Prompt
It is required that all of the data be written out exactly.

Supplied information
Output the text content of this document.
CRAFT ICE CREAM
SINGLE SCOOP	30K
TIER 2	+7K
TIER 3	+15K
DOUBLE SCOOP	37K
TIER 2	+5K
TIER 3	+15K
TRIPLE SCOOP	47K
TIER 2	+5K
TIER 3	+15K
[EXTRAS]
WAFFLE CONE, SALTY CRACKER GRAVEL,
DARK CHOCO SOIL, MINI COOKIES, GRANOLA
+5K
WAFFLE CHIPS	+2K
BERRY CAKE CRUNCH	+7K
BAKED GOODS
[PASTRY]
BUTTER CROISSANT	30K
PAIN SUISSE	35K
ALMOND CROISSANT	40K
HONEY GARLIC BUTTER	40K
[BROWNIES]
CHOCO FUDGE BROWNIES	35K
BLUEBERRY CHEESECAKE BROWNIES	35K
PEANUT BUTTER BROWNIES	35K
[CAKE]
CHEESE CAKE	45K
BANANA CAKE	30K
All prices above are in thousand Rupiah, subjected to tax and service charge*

Worked answer
Output the text content of this document.
CRAFT ICE CREAM
SINGLE SCOOP	30K
TIER 2	+7K
TIER 3	+15K
DOUBLE SCOOP	37K
TIER 2	+5K
TIER 3	+15K
TRIPLE SCOOP	47K
TIER 2	+5K
TIER 3	+15K
[EXTRAS]
WAFFLE CONE, SALTY CRACKER GRAVEL,
DARK CHOCO SOIL, MINI COOKIES, GRANOLA
+5K
WAFFLE CHIPS	+2K
BERRY CAKE CRUNCH	+7K
BAKED GOODS
[PASTRY]
BUTTER CROISSANT	30K
PAIN SUISSE	35K
ALMOND CROISSANT	40K
HONEY GARLIC BUTTER	40K
[BROWNIES]
CHOCO FUDGE BROWNIES	35K
BLUEBERRY CHEESECAKE BROWNIES	35K
PEANUT BUTTER BROWNIES	35K
[CAKE]
CHEESE CAKE	45K
BANANA CAKE	30K
All prices above are in thousand Rupiah, subjected to tax and service charge*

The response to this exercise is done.